● Objective
Reproduce the lines below word for word, omitting the pictures from your answer.

● Layout dataset entries
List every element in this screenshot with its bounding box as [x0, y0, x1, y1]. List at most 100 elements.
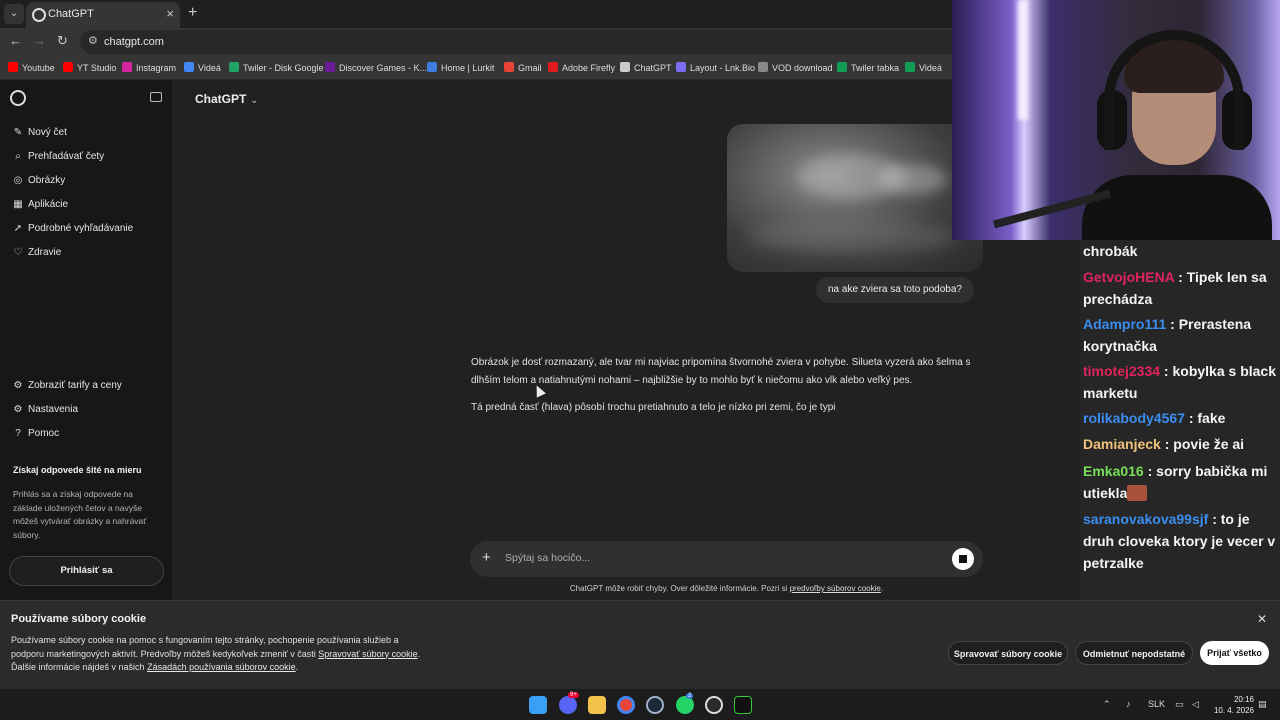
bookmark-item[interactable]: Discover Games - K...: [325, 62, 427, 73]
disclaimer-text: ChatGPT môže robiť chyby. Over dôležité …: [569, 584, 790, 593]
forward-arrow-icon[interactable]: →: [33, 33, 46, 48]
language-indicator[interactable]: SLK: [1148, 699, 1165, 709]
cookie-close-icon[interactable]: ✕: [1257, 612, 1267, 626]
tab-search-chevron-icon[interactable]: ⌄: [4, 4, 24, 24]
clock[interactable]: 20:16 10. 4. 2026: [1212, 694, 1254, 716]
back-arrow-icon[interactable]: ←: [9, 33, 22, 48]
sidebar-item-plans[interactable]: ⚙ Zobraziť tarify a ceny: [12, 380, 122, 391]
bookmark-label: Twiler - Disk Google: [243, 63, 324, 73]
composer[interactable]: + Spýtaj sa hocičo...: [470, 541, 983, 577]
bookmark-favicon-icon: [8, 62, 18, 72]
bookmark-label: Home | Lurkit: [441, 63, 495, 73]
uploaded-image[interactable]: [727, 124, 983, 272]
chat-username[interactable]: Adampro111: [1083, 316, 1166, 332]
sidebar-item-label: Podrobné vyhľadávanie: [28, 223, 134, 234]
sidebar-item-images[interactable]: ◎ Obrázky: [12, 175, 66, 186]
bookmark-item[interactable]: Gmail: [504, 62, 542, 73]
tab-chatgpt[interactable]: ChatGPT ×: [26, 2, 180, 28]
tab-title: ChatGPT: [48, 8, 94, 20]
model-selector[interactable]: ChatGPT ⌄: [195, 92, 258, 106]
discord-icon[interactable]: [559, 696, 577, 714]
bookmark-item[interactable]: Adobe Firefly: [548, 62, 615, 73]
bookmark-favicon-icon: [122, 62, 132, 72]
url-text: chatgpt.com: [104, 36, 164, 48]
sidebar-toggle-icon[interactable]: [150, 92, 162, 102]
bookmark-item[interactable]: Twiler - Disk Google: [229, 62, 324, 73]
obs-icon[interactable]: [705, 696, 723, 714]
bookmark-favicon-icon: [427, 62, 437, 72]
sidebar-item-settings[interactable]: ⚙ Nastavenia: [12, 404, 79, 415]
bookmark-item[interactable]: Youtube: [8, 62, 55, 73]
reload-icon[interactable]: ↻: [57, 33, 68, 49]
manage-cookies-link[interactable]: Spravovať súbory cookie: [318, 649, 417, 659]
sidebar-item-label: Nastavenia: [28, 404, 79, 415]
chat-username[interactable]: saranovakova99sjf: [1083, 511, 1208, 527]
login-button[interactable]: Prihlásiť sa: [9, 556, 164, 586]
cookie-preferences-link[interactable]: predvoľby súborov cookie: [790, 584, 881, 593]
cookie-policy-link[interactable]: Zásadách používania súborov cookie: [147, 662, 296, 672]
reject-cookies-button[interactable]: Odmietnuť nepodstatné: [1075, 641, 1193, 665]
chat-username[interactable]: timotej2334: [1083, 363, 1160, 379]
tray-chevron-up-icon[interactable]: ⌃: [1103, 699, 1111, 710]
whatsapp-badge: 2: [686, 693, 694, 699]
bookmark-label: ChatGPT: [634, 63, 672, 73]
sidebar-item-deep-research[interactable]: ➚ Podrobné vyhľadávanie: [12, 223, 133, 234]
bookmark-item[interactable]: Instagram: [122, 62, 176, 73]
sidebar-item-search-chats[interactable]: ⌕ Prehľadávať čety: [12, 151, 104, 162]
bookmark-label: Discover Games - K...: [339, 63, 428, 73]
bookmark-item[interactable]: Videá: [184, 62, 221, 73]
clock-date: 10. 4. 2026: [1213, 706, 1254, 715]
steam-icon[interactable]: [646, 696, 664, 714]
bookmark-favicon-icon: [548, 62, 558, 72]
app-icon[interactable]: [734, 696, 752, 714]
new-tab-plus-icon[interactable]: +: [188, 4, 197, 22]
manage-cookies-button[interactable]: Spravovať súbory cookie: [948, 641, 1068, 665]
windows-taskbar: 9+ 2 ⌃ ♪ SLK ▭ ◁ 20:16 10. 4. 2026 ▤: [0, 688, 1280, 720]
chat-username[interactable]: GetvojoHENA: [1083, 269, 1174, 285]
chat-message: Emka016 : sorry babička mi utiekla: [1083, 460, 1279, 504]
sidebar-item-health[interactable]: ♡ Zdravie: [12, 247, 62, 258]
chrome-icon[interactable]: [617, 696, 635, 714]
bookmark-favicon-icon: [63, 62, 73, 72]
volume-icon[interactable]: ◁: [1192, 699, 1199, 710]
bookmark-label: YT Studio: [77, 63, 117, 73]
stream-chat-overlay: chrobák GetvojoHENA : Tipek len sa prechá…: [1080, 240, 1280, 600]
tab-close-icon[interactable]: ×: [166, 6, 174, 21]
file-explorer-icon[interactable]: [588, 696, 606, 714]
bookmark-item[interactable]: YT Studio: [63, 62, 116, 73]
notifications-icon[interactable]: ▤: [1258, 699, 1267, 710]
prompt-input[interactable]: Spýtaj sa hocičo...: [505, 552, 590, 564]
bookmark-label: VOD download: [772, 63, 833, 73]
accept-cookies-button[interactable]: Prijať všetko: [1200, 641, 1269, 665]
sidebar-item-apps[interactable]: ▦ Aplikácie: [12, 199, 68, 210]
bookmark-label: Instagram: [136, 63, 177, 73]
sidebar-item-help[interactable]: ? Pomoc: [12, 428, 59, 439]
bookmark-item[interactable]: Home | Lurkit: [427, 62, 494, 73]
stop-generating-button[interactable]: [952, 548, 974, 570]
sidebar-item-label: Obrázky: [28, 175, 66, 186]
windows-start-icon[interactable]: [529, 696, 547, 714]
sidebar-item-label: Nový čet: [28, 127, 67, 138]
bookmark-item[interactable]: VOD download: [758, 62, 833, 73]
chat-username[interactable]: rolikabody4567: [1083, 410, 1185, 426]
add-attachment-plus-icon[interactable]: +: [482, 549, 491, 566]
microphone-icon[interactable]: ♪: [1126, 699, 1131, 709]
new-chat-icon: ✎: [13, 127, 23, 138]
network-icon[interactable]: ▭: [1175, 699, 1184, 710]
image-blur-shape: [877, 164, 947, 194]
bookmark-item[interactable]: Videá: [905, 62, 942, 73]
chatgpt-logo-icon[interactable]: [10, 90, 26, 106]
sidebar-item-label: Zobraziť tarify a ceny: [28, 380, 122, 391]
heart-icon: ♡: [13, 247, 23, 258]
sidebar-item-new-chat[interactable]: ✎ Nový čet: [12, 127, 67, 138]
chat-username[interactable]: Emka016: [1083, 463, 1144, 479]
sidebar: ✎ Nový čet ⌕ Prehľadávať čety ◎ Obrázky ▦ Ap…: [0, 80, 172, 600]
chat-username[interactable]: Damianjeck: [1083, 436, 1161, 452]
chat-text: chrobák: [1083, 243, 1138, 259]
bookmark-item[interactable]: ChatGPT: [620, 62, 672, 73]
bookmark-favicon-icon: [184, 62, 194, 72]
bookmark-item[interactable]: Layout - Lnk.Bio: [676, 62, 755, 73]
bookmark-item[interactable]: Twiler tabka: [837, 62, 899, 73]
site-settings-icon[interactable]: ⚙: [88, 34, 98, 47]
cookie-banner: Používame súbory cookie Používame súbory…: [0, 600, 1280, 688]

● Reply
List every element in this screenshot with its bounding box as [x0, y0, x1, y1]. List at most 100 elements.
bookmark-item[interactable]: Discover Games - K...: [325, 62, 427, 73]
disclaimer-text: ChatGPT môže robiť chyby. Over dôležité …: [569, 584, 790, 593]
forward-arrow-icon[interactable]: →: [33, 33, 46, 48]
language-indicator[interactable]: SLK: [1148, 699, 1165, 709]
cookie-close-icon[interactable]: ✕: [1257, 612, 1267, 626]
tab-search-chevron-icon[interactable]: ⌄: [4, 4, 24, 24]
clock[interactable]: 20:16 10. 4. 2026: [1212, 694, 1254, 716]
back-arrow-icon[interactable]: ←: [9, 33, 22, 48]
sidebar-item-plans[interactable]: ⚙ Zobraziť tarify a ceny: [12, 380, 122, 391]
bookmark-label: Twiler - Disk Google: [243, 63, 324, 73]
composer[interactable]: + Spýtaj sa hocičo...: [470, 541, 983, 577]
bookmark-favicon-icon: [8, 62, 18, 72]
bookmark-label: Home | Lurkit: [441, 63, 495, 73]
uploaded-image[interactable]: [727, 124, 983, 272]
chat-username[interactable]: Adampro111: [1083, 316, 1166, 332]
sidebar-item-label: Podrobné vyhľadávanie: [28, 223, 134, 234]
sidebar-item-images[interactable]: ◎ Obrázky: [12, 175, 66, 186]
bookmark-item[interactable]: Gmail: [504, 62, 542, 73]
tab-chatgpt[interactable]: ChatGPT ×: [26, 2, 180, 28]
tab-title: ChatGPT: [48, 8, 94, 20]
model-selector[interactable]: ChatGPT ⌄: [195, 92, 258, 106]
discord-icon[interactable]: [559, 696, 577, 714]
bookmark-item[interactable]: Adobe Firefly: [548, 62, 615, 73]
bookmark-favicon-icon: [122, 62, 132, 72]
url-text: chatgpt.com: [104, 36, 164, 48]
sidebar-toggle-icon[interactable]: [150, 92, 162, 102]
bookmark-item[interactable]: Twiler - Disk Google: [229, 62, 324, 73]
obs-icon[interactable]: [705, 696, 723, 714]
bookmark-favicon-icon: [427, 62, 437, 72]
sidebar-item-settings[interactable]: ⚙ Nastavenia: [12, 404, 79, 415]
bookmark-item[interactable]: Youtube: [8, 62, 55, 73]
reload-icon[interactable]: ↻: [57, 33, 68, 49]
manage-cookies-link[interactable]: Spravovať súbory cookie: [318, 649, 417, 659]
sidebar-item-label: Nastavenia: [28, 404, 79, 415]
chat-username[interactable]: saranovakova99sjf: [1083, 511, 1208, 527]
login-button[interactable]: Prihlásiť sa: [9, 556, 164, 586]
cookie-preferences-link[interactable]: predvoľby súborov cookie: [790, 584, 881, 593]
cookie-policy-link[interactable]: Zásadách používania súborov cookie: [147, 662, 296, 672]
reject-cookies-button[interactable]: Odmietnuť nepodstatné: [1075, 641, 1193, 665]
chat-username[interactable]: timotej2334: [1083, 363, 1160, 379]
tray-chevron-up-icon[interactable]: ⌃: [1103, 699, 1111, 710]
whatsapp-badge: 2: [686, 693, 694, 699]
bookmark-label: ChatGPT: [634, 63, 672, 73]
sidebar-item-deep-research[interactable]: ➚ Podrobné vyhľadávanie: [12, 223, 133, 234]
bookmark-item[interactable]: Instagram: [122, 62, 176, 73]
sidebar-item-search-chats[interactable]: ⌕ Prehľadávať čety: [12, 151, 104, 162]
bookmark-label: Discover Games - K...: [339, 63, 428, 73]
bookmark-item[interactable]: Videá: [184, 62, 221, 73]
clock-date: 10. 4. 2026: [1213, 706, 1254, 715]
steam-icon[interactable]: [646, 696, 664, 714]
bookmark-favicon-icon: [548, 62, 558, 72]
app-icon[interactable]: [734, 696, 752, 714]
new-tab-plus-icon[interactable]: +: [188, 4, 197, 22]
manage-cookies-button[interactable]: Spravovať súbory cookie: [948, 641, 1068, 665]
windows-taskbar: 9+ 2 ⌃ ♪ SLK ▭ ◁ 20:16 10. 4. 2026 ▤: [0, 688, 1280, 720]
chat-username[interactable]: GetvojoHENA: [1083, 269, 1174, 285]
chat-message: Emka016 : sorry babička mi utiekla: [1083, 460, 1279, 504]
sidebar-item-health[interactable]: ♡ Zdravie: [12, 247, 62, 258]
chrome-icon[interactable]: [617, 696, 635, 714]
bookmark-favicon-icon: [63, 62, 73, 72]
volume-icon[interactable]: ◁: [1192, 699, 1199, 710]
bookmark-label: YT Studio: [77, 63, 117, 73]
stream-chat-overlay: chrobák GetvojoHENA : Tipek len sa prechá…: [1080, 240, 1280, 600]
tab-close-icon[interactable]: ×: [166, 6, 174, 21]
file-explorer-icon[interactable]: [588, 696, 606, 714]
bookmark-item[interactable]: YT Studio: [63, 62, 116, 73]
notifications-icon[interactable]: ▤: [1258, 699, 1267, 710]
prompt-input[interactable]: Spýtaj sa hocičo...: [505, 552, 590, 564]
bookmark-label: VOD download: [772, 63, 833, 73]
accept-cookies-button[interactable]: Prijať všetko: [1200, 641, 1269, 665]
sidebar-item-apps[interactable]: ▦ Aplikácie: [12, 199, 68, 210]
bookmark-label: Instagram: [136, 63, 177, 73]
sidebar-item-help[interactable]: ? Pomoc: [12, 428, 59, 439]
bookmark-item[interactable]: Home | Lurkit: [427, 62, 494, 73]
stop-generating-button[interactable]: [952, 548, 974, 570]
sidebar-item-label: Obrázky: [28, 175, 66, 186]
windows-start-icon[interactable]: [529, 696, 547, 714]
sidebar-item-label: Nový čet: [28, 127, 67, 138]
bookmark-item[interactable]: VOD download: [758, 62, 833, 73]
chat-username[interactable]: rolikabody4567: [1083, 410, 1185, 426]
add-attachment-plus-icon[interactable]: +: [482, 549, 491, 566]
microphone-icon[interactable]: ♪: [1126, 699, 1131, 709]
new-chat-icon: ✎: [13, 127, 23, 138]
network-icon[interactable]: ▭: [1175, 699, 1184, 710]
image-blur-shape: [877, 164, 947, 194]
bookmark-item[interactable]: Videá: [905, 62, 942, 73]
chatgpt-logo-icon[interactable]: [10, 90, 26, 106]
sidebar-item-label: Zobraziť tarify a ceny: [28, 380, 122, 391]
heart-icon: ♡: [13, 247, 23, 258]
sidebar-item-new-chat[interactable]: ✎ Nový čet: [12, 127, 67, 138]
chat-username[interactable]: Emka016: [1083, 463, 1144, 479]
sidebar: ✎ Nový čet ⌕ Prehľadávať čety ◎ Obrázky ▦ Ap…: [0, 80, 172, 600]
chat-username[interactable]: Damianjeck: [1083, 436, 1161, 452]
chat-text: chrobák: [1083, 243, 1138, 259]
bookmark-item[interactable]: ChatGPT: [620, 62, 672, 73]
bookmark-favicon-icon: [184, 62, 194, 72]
bookmark-item[interactable]: Layout - Lnk.Bio: [676, 62, 755, 73]
bookmark-item[interactable]: Twiler tabka: [837, 62, 899, 73]
site-settings-icon[interactable]: ⚙: [88, 34, 98, 47]
cookie-banner: Používame súbory cookie Používame súbory…: [0, 600, 1280, 688]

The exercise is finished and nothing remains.